**Requirement**. Please copy all the lines that follow, word for word.

•••

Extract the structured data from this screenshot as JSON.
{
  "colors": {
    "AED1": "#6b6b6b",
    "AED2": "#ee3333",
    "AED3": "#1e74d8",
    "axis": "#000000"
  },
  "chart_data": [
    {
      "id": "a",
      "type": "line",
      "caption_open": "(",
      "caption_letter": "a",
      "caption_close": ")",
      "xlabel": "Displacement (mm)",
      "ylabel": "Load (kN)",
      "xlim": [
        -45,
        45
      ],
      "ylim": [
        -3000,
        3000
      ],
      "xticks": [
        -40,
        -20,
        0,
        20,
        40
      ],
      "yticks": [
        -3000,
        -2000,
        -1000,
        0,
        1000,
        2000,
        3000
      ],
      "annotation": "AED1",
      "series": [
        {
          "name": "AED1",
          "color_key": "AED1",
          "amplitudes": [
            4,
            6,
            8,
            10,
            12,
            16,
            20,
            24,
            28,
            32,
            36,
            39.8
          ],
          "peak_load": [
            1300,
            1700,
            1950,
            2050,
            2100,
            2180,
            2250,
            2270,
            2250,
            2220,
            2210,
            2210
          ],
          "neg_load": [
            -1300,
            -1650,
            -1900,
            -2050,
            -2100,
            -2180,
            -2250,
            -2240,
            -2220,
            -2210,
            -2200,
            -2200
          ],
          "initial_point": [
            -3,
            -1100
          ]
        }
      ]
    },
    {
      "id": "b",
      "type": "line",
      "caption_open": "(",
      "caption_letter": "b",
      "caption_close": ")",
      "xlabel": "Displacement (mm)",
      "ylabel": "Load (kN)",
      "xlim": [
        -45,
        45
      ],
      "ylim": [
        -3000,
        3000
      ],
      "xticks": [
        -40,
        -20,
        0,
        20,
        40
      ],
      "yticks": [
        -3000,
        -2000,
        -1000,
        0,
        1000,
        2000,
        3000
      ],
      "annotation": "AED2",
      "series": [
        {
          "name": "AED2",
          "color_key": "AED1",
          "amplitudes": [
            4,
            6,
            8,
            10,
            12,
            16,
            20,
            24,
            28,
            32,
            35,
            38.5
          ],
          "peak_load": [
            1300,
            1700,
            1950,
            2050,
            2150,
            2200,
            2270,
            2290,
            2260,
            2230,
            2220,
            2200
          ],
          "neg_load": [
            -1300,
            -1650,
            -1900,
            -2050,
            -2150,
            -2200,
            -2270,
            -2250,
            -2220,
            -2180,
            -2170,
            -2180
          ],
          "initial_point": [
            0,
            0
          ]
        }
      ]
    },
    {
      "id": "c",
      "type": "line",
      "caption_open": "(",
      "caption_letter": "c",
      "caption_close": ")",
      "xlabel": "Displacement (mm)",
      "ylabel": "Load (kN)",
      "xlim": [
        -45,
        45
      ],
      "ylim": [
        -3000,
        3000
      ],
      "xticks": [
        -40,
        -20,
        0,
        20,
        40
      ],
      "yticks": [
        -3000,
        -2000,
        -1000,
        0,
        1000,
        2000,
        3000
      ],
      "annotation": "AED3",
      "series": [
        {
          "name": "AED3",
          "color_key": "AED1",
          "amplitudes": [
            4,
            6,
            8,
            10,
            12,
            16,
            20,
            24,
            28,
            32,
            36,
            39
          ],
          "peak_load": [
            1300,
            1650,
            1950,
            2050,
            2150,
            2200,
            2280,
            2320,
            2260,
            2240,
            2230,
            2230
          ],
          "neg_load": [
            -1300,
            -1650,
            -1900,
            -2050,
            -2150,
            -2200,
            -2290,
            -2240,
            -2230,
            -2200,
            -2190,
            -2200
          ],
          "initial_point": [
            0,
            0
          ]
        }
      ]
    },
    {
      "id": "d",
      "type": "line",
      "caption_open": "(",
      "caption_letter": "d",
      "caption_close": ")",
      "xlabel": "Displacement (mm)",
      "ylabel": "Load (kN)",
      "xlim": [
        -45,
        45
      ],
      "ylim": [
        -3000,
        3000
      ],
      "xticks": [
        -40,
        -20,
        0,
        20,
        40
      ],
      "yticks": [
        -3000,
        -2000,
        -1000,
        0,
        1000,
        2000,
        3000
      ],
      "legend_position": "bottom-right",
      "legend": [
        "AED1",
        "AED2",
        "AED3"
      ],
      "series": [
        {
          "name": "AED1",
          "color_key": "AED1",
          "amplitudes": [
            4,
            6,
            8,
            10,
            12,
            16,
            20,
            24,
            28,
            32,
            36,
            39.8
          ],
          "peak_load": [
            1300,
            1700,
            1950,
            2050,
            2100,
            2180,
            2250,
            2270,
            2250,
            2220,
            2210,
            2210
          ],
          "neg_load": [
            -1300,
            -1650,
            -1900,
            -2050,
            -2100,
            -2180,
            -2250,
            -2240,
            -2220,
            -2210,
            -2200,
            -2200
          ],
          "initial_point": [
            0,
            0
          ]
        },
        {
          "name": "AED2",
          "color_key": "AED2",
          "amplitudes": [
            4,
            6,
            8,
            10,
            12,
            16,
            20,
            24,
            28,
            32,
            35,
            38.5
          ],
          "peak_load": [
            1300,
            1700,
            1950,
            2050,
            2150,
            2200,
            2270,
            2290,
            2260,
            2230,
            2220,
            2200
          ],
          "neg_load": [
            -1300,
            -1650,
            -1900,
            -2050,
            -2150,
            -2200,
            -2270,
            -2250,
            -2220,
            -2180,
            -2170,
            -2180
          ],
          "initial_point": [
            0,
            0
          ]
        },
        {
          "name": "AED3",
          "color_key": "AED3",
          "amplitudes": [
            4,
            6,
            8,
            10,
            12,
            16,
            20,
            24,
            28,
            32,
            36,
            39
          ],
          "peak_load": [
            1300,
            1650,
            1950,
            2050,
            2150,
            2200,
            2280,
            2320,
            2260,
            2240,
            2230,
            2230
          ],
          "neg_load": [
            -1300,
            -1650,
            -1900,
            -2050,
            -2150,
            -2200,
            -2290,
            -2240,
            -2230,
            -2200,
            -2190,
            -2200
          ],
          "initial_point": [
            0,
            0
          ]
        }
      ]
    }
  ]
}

•••

**Expected output**.
Extract the structured data from this screenshot as JSON.
{
  "colors": {
    "AED1": "#6b6b6b",
    "AED2": "#ee3333",
    "AED3": "#1e74d8",
    "axis": "#000000"
  },
  "chart_data": [
    {
      "id": "a",
      "type": "line",
      "caption_open": "(",
      "caption_letter": "a",
      "caption_close": ")",
      "xlabel": "Displacement (mm)",
      "ylabel": "Load (kN)",
      "xlim": [
        -45,
        45
      ],
      "ylim": [
        -3000,
        3000
      ],
      "xticks": [
        -40,
        -20,
        0,
        20,
        40
      ],
      "yticks": [
        -3000,
        -2000,
        -1000,
        0,
        1000,
        2000,
        3000
      ],
      "annotation": "AED1",
      "series": [
        {
          "name": "AED1",
          "color_key": "AED1",
          "amplitudes": [
            4,
            6,
            8,
            10,
            12,
            16,
            20,
            24,
            28,
            32,
            36,
            39.8
          ],
          "peak_load": [
            1300,
            1700,
            1950,
            2050,
            2100,
            2180,
            2250,
            2270,
            2250,
            2220,
            2210,
            2210
          ],
          "neg_load": [
            -1300,
            -1650,
            -1900,
            -2050,
            -2100,
            -2180,
            -2250,
            -2240,
            -2220,
            -2210,
            -2200,
            -2200
          ],
          "initial_point": [
            -3,
            -1100
          ]
        }
      ]
    },
    {
      "id": "b",
      "type": "line",
      "caption_open": "(",
      "caption_letter": "b",
      "caption_close": ")",
      "xlabel": "Displacement (mm)",
      "ylabel": "Load (kN)",
      "xlim": [
        -45,
        45
      ],
      "ylim": [
        -3000,
        3000
      ],
      "xticks": [
        -40,
        -20,
        0,
        20,
        40
      ],
      "yticks": [
        -3000,
        -2000,
        -1000,
        0,
        1000,
        2000,
        3000
      ],
      "annotation": "AED2",
      "series": [
        {
          "name": "AED2",
          "color_key": "AED1",
          "amplitudes": [
            4,
            6,
            8,
            10,
            12,
            16,
            20,
            24,
            28,
            32,
            35,
            38.5
          ],
          "peak_load": [
            1300,
            1700,
            1950,
            2050,
            2150,
            2200,
            2270,
            2290,
            2260,
            2230,
            2220,
            2200
          ],
          "neg_load": [
            -1300,
            -1650,
            -1900,
            -2050,
            -2150,
            -2200,
            -2270,
            -2250,
            -2220,
            -2180,
            -2170,
            -2180
          ],
          "initial_point": [
            0,
            0
          ]
        }
      ]
    },
    {
      "id": "c",
      "type": "line",
      "caption_open": "(",
      "caption_letter": "c",
      "caption_close": ")",
      "xlabel": "Displacement (mm)",
      "ylabel": "Load (kN)",
      "xlim": [
        -45,
        45
      ],
      "ylim": [
        -3000,
        3000
      ],
      "xticks": [
        -40,
        -20,
        0,
        20,
        40
      ],
      "yticks": [
        -3000,
        -2000,
        -1000,
        0,
        1000,
        2000,
        3000
      ],
      "annotation": "AED3",
      "series": [
        {
          "name": "AED3",
          "color_key": "AED1",
          "amplitudes": [
            4,
            6,
            8,
            10,
            12,
            16,
            20,
            24,
            28,
            32,
            36,
            39
          ],
          "peak_load": [
            1300,
            1650,
            1950,
            2050,
            2150,
            2200,
            2280,
            2320,
            2260,
            2240,
            2230,
            2230
          ],
          "neg_load": [
            -1300,
            -1650,
            -1900,
            -2050,
            -2150,
            -2200,
            -2290,
            -2240,
            -2230,
            -2200,
            -2190,
            -2200
          ],
          "initial_point": [
            0,
            0
          ]
        }
      ]
    },
    {
      "id": "d",
      "type": "line",
      "caption_open": "(",
      "caption_letter": "d",
      "caption_close": ")",
      "xlabel": "Displacement (mm)",
      "ylabel": "Load (kN)",
      "xlim": [
        -45,
        45
      ],
      "ylim": [
        -3000,
        3000
      ],
      "xticks": [
        -40,
        -20,
        0,
        20,
        40
      ],
      "yticks": [
        -3000,
        -2000,
        -1000,
        0,
        1000,
        2000,
        3000
      ],
      "legend_position": "bottom-right",
      "legend": [
        "AED1",
        "AED2",
        "AED3"
      ],
      "series": [
        {
          "name": "AED1",
          "color_key": "AED1",
          "amplitudes": [
            4,
            6,
            8,
            10,
            12,
            16,
            20,
            24,
            28,
            32,
            36,
            39.8
          ],
          "peak_load": [
            1300,
            1700,
            1950,
            2050,
            2100,
            2180,
            2250,
            2270,
            2250,
            2220,
            2210,
            2210
          ],
          "neg_load": [
            -1300,
            -1650,
            -1900,
            -2050,
            -2100,
            -2180,
            -2250,
            -2240,
            -2220,
            -2210,
            -2200,
            -2200
          ],
          "initial_point": [
            0,
            0
          ]
        },
        {
          "name": "AED2",
          "color_key": "AED2",
          "amplitudes": [
            4,
            6,
            8,
            10,
            12,
            16,
            20,
            24,
            28,
            32,
            35,
            38.5
          ],
          "peak_load": [
            1300,
            1700,
            1950,
            2050,
            2150,
            2200,
            2270,
            2290,
            2260,
            2230,
            2220,
            2200
          ],
          "neg_load": [
            -1300,
            -1650,
            -1900,
            -2050,
            -2150,
            -2200,
            -2270,
            -2250,
            -2220,
            -2180,
            -2170,
            -2180
          ],
          "initial_point": [
            0,
            0
          ]
        },
        {
          "name": "AED3",
          "color_key": "AED3",
          "amplitudes": [
            4,
            6,
            8,
            10,
            12,
            16,
            20,
            24,
            28,
            32,
            36,
            39
          ],
          "peak_load": [
            1300,
            1650,
            1950,
            2050,
            2150,
            2200,
            2280,
            2320,
            2260,
            2240,
            2230,
            2230
          ],
          "neg_load": [
            -1300,
            -1650,
            -1900,
            -2050,
            -2150,
            -2200,
            -2290,
            -2240,
            -2230,
            -2200,
            -2190,
            -2200
          ],
          "initial_point": [
            0,
            0
          ]
        }
      ]
    }
  ]
}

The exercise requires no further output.